═════ DATA PROVIDED

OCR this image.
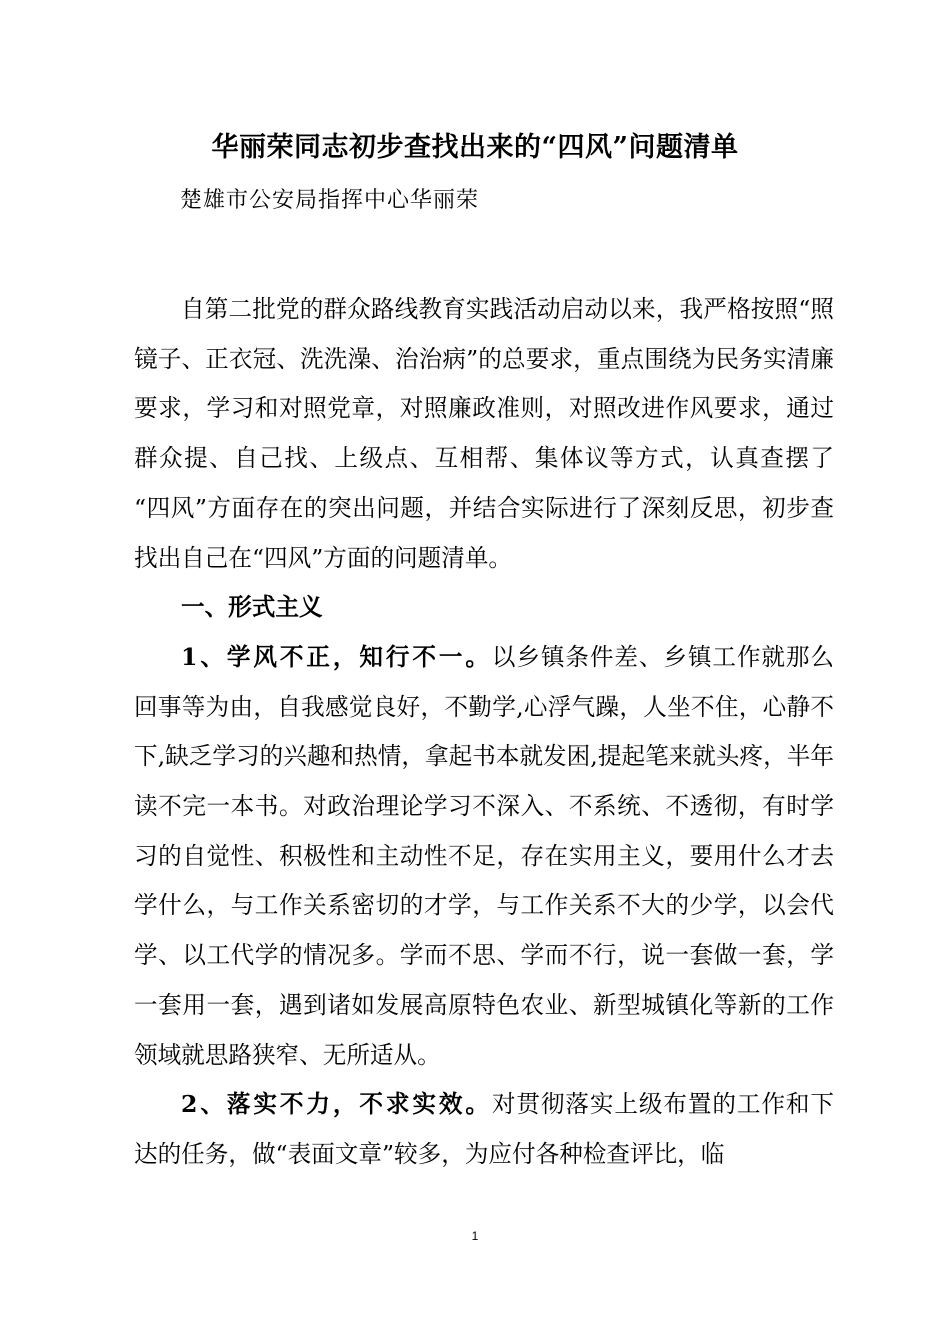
华丽荣同志初步查找出来的“四风”问题清单
楚雄市公安局指挥中心华丽荣

自第二批党的群众路线教育实践活动启动以来，我严格按照“照镜子、正衣冠、洗洗澡、治治病”的总要求，重点围绕为民务实清廉要求，学习和对照党章，对照廉政准则，对照改进作风要求，通过群众提、自己找、上级点、互相帮、集体议等方式，认真查摆了 “四风”方面存在的突出问题，并结合实际进行了深刻反思，初步查找出自己在“四风”方面的问题清单。

一、形式主义

1、学风不正，知行不一。以乡镇条件差、乡镇工作就那么回事等为由，自我感觉良好，不勤学,心浮气躁，人坐不住，心静不下,缺乏学习的兴趣和热情，拿起书本就发困,提起笔来就头疼，半年读不完一本书。对政治理论学习不深入、不系统、不透彻，有时学习的自觉性、积极性和主动性不足，存在实用主义，要用什么才去学什么，与工作关系密切的才学，与工作关系不大的少学，以会代学、以工代学的情况多。学而不思、学而不行，说一套做一套，学一套用一套，遇到诸如发展高原特色农业、新型城镇化等新的工作领域就思路狭窄、无所适从。

2、落实不力，不求实效。对贯彻落实上级布置的工作和下达的任务，做“表面文章”较多，为应付各种检查评比，临

1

══════════

#### WORK TO DO
Using the material above, return every line exactly as it appears, minus the pictures.

#### FINAL RESULT
OCR this image.
华丽荣同志初步查找出来的“四风”问题清单
楚雄市公安局指挥中心华丽荣

自第二批党的群众路线教育实践活动启动以来，我严格按照“照镜子、正衣冠、洗洗澡、治治病”的总要求，重点围绕为民务实清廉要求，学习和对照党章，对照廉政准则，对照改进作风要求，通过群众提、自己找、上级点、互相帮、集体议等方式，认真查摆了 “四风”方面存在的突出问题，并结合实际进行了深刻反思，初步查找出自己在“四风”方面的问题清单。

一、形式主义

1、学风不正，知行不一。以乡镇条件差、乡镇工作就那么回事等为由，自我感觉良好，不勤学,心浮气躁，人坐不住，心静不下,缺乏学习的兴趣和热情，拿起书本就发困,提起笔来就头疼，半年读不完一本书。对政治理论学习不深入、不系统、不透彻，有时学习的自觉性、积极性和主动性不足，存在实用主义，要用什么才去学什么，与工作关系密切的才学，与工作关系不大的少学，以会代学、以工代学的情况多。学而不思、学而不行，说一套做一套，学一套用一套，遇到诸如发展高原特色农业、新型城镇化等新的工作领域就思路狭窄、无所适从。

2、落实不力，不求实效。对贯彻落实上级布置的工作和下达的任务，做“表面文章”较多，为应付各种检查评比，临

1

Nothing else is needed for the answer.